**Task to complete**
Write every entry out again exactly, please, and skip the pictures.

Stored data:
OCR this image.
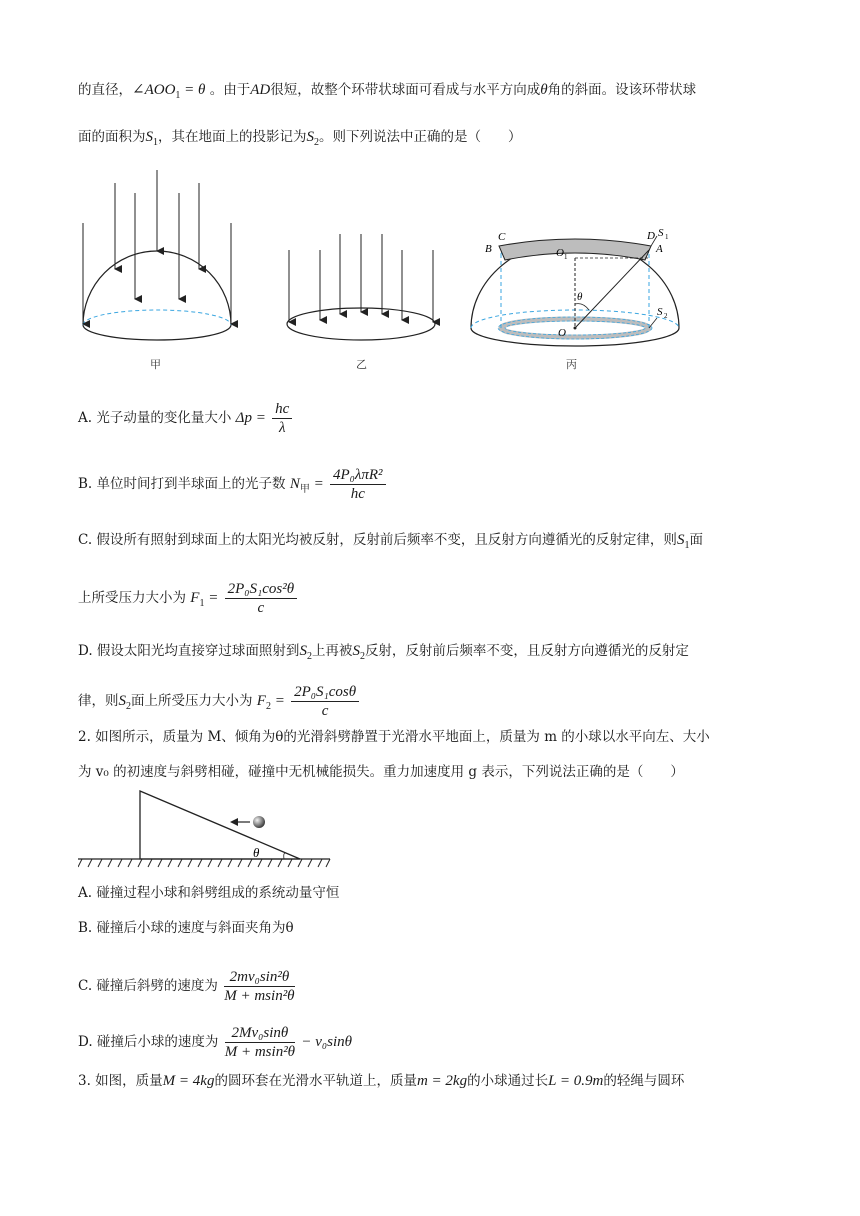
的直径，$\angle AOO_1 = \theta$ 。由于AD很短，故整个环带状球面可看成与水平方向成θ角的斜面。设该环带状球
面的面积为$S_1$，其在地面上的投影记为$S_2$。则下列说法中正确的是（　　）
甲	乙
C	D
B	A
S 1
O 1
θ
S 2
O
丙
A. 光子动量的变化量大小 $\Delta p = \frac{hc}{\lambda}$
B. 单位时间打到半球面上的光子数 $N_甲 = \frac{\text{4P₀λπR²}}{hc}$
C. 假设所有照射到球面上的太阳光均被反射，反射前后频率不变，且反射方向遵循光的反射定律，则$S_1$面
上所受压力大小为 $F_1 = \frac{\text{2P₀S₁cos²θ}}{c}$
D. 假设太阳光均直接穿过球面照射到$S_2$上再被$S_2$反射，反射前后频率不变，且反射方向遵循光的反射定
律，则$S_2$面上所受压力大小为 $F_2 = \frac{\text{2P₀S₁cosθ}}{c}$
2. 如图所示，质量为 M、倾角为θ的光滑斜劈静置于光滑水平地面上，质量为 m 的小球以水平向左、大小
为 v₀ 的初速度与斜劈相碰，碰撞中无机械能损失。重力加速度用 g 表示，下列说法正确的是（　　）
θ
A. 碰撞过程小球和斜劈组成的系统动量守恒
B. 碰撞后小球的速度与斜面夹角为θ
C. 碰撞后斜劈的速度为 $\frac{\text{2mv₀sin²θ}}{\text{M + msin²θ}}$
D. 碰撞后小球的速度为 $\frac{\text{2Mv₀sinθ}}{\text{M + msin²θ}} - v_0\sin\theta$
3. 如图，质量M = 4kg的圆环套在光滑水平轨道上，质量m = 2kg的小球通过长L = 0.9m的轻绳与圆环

**The reply**
OCR this image.
的直径，$\angle AOO_1 = \theta$ 。由于AD很短，故整个环带状球面可看成与水平方向成θ角的斜面。设该环带状球
面的面积为$S_1$，其在地面上的投影记为$S_2$。则下列说法中正确的是（　　）
甲	乙
C	D
B	A
S 1
O 1
θ
S 2
O
丙
A. 光子动量的变化量大小 $\Delta p = \frac{hc}{\lambda}$
B. 单位时间打到半球面上的光子数 $N_甲 = \frac{\text{4P₀λπR²}}{hc}$
C. 假设所有照射到球面上的太阳光均被反射，反射前后频率不变，且反射方向遵循光的反射定律，则$S_1$面
上所受压力大小为 $F_1 = \frac{\text{2P₀S₁cos²θ}}{c}$
D. 假设太阳光均直接穿过球面照射到$S_2$上再被$S_2$反射，反射前后频率不变，且反射方向遵循光的反射定
律，则$S_2$面上所受压力大小为 $F_2 = \frac{\text{2P₀S₁cosθ}}{c}$
2. 如图所示，质量为 M、倾角为θ的光滑斜劈静置于光滑水平地面上，质量为 m 的小球以水平向左、大小
为 v₀ 的初速度与斜劈相碰，碰撞中无机械能损失。重力加速度用 g 表示，下列说法正确的是（　　）
θ
A. 碰撞过程小球和斜劈组成的系统动量守恒
B. 碰撞后小球的速度与斜面夹角为θ
C. 碰撞后斜劈的速度为 $\frac{\text{2mv₀sin²θ}}{\text{M + msin²θ}}$
D. 碰撞后小球的速度为 $\frac{\text{2Mv₀sinθ}}{\text{M + msin²θ}} - v_0\sin\theta$
3. 如图，质量M = 4kg的圆环套在光滑水平轨道上，质量m = 2kg的小球通过长L = 0.9m的轻绳与圆环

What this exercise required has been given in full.